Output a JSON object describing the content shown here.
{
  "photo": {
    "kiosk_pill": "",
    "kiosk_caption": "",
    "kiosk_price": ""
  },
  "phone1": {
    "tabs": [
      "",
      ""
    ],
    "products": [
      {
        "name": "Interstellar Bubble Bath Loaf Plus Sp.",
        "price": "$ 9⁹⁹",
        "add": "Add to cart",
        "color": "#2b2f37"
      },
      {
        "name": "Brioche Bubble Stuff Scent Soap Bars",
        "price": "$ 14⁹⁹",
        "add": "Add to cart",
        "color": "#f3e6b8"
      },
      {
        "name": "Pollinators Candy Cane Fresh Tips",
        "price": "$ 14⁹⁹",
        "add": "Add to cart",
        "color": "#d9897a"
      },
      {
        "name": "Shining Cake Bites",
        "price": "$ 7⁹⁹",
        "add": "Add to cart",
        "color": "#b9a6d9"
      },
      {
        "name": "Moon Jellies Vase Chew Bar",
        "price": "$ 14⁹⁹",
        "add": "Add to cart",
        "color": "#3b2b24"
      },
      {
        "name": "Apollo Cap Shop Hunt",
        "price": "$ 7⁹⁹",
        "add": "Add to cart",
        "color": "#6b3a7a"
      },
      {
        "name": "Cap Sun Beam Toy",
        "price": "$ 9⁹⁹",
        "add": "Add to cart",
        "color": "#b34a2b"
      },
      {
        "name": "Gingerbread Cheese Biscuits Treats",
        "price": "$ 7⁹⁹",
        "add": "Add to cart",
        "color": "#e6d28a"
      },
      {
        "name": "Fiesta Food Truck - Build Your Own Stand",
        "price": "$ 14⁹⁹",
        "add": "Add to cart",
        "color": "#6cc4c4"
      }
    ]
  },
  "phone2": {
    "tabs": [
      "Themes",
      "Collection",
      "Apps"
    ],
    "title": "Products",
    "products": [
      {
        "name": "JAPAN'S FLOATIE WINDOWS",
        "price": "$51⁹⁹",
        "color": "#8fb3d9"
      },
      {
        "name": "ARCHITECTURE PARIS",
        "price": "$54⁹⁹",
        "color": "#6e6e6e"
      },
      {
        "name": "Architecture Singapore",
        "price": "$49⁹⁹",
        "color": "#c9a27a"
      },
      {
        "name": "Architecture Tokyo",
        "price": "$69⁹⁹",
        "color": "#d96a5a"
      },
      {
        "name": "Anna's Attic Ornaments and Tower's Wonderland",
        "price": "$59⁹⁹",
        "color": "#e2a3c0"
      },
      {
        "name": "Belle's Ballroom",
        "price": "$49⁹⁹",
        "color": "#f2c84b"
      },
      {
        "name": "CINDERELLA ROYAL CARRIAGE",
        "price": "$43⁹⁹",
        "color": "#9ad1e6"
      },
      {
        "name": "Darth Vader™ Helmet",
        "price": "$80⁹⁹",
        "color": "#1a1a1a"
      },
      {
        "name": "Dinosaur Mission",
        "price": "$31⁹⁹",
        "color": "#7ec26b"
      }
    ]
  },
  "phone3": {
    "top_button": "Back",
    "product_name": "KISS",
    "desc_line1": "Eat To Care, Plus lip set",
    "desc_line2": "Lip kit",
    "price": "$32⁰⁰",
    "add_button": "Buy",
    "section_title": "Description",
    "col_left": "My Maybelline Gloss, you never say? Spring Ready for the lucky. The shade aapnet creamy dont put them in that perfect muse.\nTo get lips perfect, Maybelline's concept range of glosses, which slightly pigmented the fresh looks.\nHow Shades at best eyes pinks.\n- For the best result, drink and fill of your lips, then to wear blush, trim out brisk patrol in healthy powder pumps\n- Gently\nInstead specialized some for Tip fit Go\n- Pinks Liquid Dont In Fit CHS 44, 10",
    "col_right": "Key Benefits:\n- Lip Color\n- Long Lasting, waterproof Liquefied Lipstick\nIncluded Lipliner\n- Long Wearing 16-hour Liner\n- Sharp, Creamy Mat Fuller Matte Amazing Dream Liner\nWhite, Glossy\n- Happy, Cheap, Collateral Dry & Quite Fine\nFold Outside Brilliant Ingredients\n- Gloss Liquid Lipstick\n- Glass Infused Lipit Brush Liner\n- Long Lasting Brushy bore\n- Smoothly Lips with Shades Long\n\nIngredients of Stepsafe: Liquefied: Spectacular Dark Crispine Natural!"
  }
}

■ What you should do ■
Above are the records; retype them all without a single difference.

■ Answer for this exercise ■
Output a JSON object describing the content shown here.
{
  "photo": {
    "kiosk_pill": "",
    "kiosk_caption": "",
    "kiosk_price": ""
  },
  "phone1": {
    "tabs": [
      "",
      ""
    ],
    "products": [
      {
        "name": "Interstellar Bubble Bath Loaf Plus Sp.",
        "price": "$ 9⁹⁹",
        "add": "Add to cart",
        "color": "#2b2f37"
      },
      {
        "name": "Brioche Bubble Stuff Scent Soap Bars",
        "price": "$ 14⁹⁹",
        "add": "Add to cart",
        "color": "#f3e6b8"
      },
      {
        "name": "Pollinators Candy Cane Fresh Tips",
        "price": "$ 14⁹⁹",
        "add": "Add to cart",
        "color": "#d9897a"
      },
      {
        "name": "Shining Cake Bites",
        "price": "$ 7⁹⁹",
        "add": "Add to cart",
        "color": "#b9a6d9"
      },
      {
        "name": "Moon Jellies Vase Chew Bar",
        "price": "$ 14⁹⁹",
        "add": "Add to cart",
        "color": "#3b2b24"
      },
      {
        "name": "Apollo Cap Shop Hunt",
        "price": "$ 7⁹⁹",
        "add": "Add to cart",
        "color": "#6b3a7a"
      },
      {
        "name": "Cap Sun Beam Toy",
        "price": "$ 9⁹⁹",
        "add": "Add to cart",
        "color": "#b34a2b"
      },
      {
        "name": "Gingerbread Cheese Biscuits Treats",
        "price": "$ 7⁹⁹",
        "add": "Add to cart",
        "color": "#e6d28a"
      },
      {
        "name": "Fiesta Food Truck - Build Your Own Stand",
        "price": "$ 14⁹⁹",
        "add": "Add to cart",
        "color": "#6cc4c4"
      }
    ]
  },
  "phone2": {
    "tabs": [
      "Themes",
      "Collection",
      "Apps"
    ],
    "title": "Products",
    "products": [
      {
        "name": "JAPAN'S FLOATIE WINDOWS",
        "price": "$51⁹⁹",
        "color": "#8fb3d9"
      },
      {
        "name": "ARCHITECTURE PARIS",
        "price": "$54⁹⁹",
        "color": "#6e6e6e"
      },
      {
        "name": "Architecture Singapore",
        "price": "$49⁹⁹",
        "color": "#c9a27a"
      },
      {
        "name": "Architecture Tokyo",
        "price": "$69⁹⁹",
        "color": "#d96a5a"
      },
      {
        "name": "Anna's Attic Ornaments and Tower's Wonderland",
        "price": "$59⁹⁹",
        "color": "#e2a3c0"
      },
      {
        "name": "Belle's Ballroom",
        "price": "$49⁹⁹",
        "color": "#f2c84b"
      },
      {
        "name": "CINDERELLA ROYAL CARRIAGE",
        "price": "$43⁹⁹",
        "color": "#9ad1e6"
      },
      {
        "name": "Darth Vader™ Helmet",
        "price": "$80⁹⁹",
        "color": "#1a1a1a"
      },
      {
        "name": "Dinosaur Mission",
        "price": "$31⁹⁹",
        "color": "#7ec26b"
      }
    ]
  },
  "phone3": {
    "top_button": "Back",
    "product_name": "KISS",
    "desc_line1": "Eat To Care, Plus lip set",
    "desc_line2": "Lip kit",
    "price": "$32⁰⁰",
    "add_button": "Buy",
    "section_title": "Description",
    "col_left": "My Maybelline Gloss, you never say? Spring Ready for the lucky. The shade aapnet creamy dont put them in that perfect muse.\nTo get lips perfect, Maybelline's concept range of glosses, which slightly pigmented the fresh looks.\nHow Shades at best eyes pinks.\n- For the best result, drink and fill of your lips, then to wear blush, trim out brisk patrol in healthy powder pumps\n- Gently\nInstead specialized some for Tip fit Go\n- Pinks Liquid Dont In Fit CHS 44, 10",
    "col_right": "Key Benefits:\n- Lip Color\n- Long Lasting, waterproof Liquefied Lipstick\nIncluded Lipliner\n- Long Wearing 16-hour Liner\n- Sharp, Creamy Mat Fuller Matte Amazing Dream Liner\nWhite, Glossy\n- Happy, Cheap, Collateral Dry & Quite Fine\nFold Outside Brilliant Ingredients\n- Gloss Liquid Lipstick\n- Glass Infused Lipit Brush Liner\n- Long Lasting Brushy bore\n- Smoothly Lips with Shades Long\n\nIngredients of Stepsafe: Liquefied: Spectacular Dark Crispine Natural!"
  }
}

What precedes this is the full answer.